From the passage on EOS failures, print the part that opens with the words containing "Nonetheless some industry" and closes with "What is EOS?", copying it word for word.

* DOCUMENT TEXT
= = = =

These other root causes, which can generally be categorized into over-voltage, over-current or over-power, are in fact more prevalent causes of failure than ESD by a wide margin. This is due in large part to the lack of coherent design and mitigation strategies. One of the main reasons for this is that EOS root causes are widely varied and very application dependent. As a result, no simple broad models for these other root causes have emerged comparable to Human-Body Model (HBM) and Charged-Device Model (CDM) for ESD. Common device design practices have not been developed to the same extent, system level approaches tend to be ad hoc and responsibility for controlling potential sources in manufacturing tends to be diffused or non-existent.
So the electronics industry has continued to be faced with a major portion of device failures without a way of addressing them in a concerted fashion. This has been true for decades. The Pareto chart in Figure 1 is typical, although some organizations include more detail. The EOS or ESD assignments are mostly made from initial failure analysis reports since rigorous root cause analysis is seldom done.
The breadth of possible root causes for EOS was nicely summarized by Kashani and Gaertner in their 2011 paper [2]. Around the same time attempts to organize and characterize phenomena which cause EOS were beginning, especially in the automotive industry. Many in the field were calling for standards organizations to establish EOS standards and methods analogous to what had been successful in tackling ESD. Of course such standards have not been forthcoming and this is no surprise. For example, establishing standards for device-level EOS testing demands taking into account many different situations and possibilities for the stresses involved. Agreeing on one or two standards as in ESD would be a daunting, if not impossible, task.
Nonetheless some industry groups began forming working groups and technical committees to look for ways to make progress. An ad hoc Working Group was convened in the ESD Association (ESDA) in 2011 to begin to bring some order to the chaos. This was a precursor to work undertaken in the Industry Council on ESD Targets. These efforts will culminate in the release of a white paper on EOS in 2016 [3].
Why would an ESD-focused group like the Industry Council issue a white paper on EOS? The connection to ESD that inspired the two-year effort was a misconception prevailing in the electronics industry that low ESD robustness of devices is one of the primary root causes of EOS damage. However, as it turns out, the document evolved into a major comprehensive review of work on EOS. There will be more about that later in this article.
What is EOS?
When these various groups began to meet a serious problem emerged. There was a wide disparity in the understanding of what EOS meant. It turned out that major segments of the industry were using the term in different ways and this had a direct impact on how organizations attacked the problem. Here are some assumptions and important points about the term EOS:
Many engineers are accustomed to seeing the designations EOS or EOS/ESD as the “cause of failure” in physical failure analysis reports. This leaves the impression that ESD and EOS are alternate things of the same kind.

= = = =

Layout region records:
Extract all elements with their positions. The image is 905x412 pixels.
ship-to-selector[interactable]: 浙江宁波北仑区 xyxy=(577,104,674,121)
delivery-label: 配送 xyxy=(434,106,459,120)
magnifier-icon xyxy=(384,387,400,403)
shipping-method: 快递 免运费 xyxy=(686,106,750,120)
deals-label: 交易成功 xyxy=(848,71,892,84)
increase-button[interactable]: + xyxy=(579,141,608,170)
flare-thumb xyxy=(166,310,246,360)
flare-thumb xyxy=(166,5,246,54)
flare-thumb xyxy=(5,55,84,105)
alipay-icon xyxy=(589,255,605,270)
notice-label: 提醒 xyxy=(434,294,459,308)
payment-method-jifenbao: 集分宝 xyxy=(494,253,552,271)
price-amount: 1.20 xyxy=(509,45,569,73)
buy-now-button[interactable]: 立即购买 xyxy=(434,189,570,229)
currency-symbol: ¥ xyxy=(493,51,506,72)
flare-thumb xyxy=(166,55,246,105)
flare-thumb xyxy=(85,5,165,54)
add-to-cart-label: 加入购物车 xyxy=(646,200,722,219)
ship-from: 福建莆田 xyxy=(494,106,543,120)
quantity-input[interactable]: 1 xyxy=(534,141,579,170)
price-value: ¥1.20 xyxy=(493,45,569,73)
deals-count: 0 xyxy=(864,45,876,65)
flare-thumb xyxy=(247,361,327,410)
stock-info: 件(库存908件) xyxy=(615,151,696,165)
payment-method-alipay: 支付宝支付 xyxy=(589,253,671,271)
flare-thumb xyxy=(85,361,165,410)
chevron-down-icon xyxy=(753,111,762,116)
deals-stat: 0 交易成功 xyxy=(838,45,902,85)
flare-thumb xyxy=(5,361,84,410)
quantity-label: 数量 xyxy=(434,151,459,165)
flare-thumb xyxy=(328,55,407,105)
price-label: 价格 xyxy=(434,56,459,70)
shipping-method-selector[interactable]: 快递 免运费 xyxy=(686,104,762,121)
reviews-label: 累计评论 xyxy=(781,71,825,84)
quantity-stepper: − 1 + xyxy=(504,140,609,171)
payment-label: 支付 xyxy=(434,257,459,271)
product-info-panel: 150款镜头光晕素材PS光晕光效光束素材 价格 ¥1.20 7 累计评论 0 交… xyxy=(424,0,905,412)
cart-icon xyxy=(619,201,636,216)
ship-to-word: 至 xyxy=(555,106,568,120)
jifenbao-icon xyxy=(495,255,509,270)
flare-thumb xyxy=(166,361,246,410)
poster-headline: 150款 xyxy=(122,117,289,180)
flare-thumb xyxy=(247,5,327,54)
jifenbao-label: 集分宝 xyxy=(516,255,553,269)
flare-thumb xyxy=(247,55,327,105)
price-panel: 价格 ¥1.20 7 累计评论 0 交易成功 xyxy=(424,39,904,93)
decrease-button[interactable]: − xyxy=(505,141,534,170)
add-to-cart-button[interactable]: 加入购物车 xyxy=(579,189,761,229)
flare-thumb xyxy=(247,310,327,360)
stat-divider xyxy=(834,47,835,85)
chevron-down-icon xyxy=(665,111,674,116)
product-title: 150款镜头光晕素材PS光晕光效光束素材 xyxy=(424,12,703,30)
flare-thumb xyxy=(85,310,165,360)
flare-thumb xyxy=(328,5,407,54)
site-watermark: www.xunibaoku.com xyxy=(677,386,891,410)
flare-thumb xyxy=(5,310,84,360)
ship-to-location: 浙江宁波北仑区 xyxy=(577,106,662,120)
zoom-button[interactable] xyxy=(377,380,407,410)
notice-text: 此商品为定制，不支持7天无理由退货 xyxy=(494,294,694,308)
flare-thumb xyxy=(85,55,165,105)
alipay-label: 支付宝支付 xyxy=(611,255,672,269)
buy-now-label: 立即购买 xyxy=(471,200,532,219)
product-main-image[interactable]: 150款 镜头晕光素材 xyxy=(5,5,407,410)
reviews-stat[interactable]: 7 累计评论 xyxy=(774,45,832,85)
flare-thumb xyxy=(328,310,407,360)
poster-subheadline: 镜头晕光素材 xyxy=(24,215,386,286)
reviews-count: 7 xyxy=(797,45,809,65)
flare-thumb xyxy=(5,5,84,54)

= = = =

* EXERCISE OUTPUT
Nonetheless some industry groups began forming working groups and technical committees to look for ways to make progress. An ad hoc Working Group was convened in the ESD Association (ESDA) in 2011 to begin to bring some order to the chaos. This was a precursor to work undertaken in the Industry Council on ESD Targets. These efforts will culminate in the release of a white paper on EOS in 2016 [3].
Why would an ESD-focused group like the Industry Council issue a white paper on EOS? The connection to ESD that inspired the two-year effort was a misconception prevailing in the electronics industry that low ESD robustness of devices is one of the primary root causes of EOS damage. However, as it turns out, the document evolved into a major comprehensive review of work on EOS. There will be more about that later in this article.
What is EOS?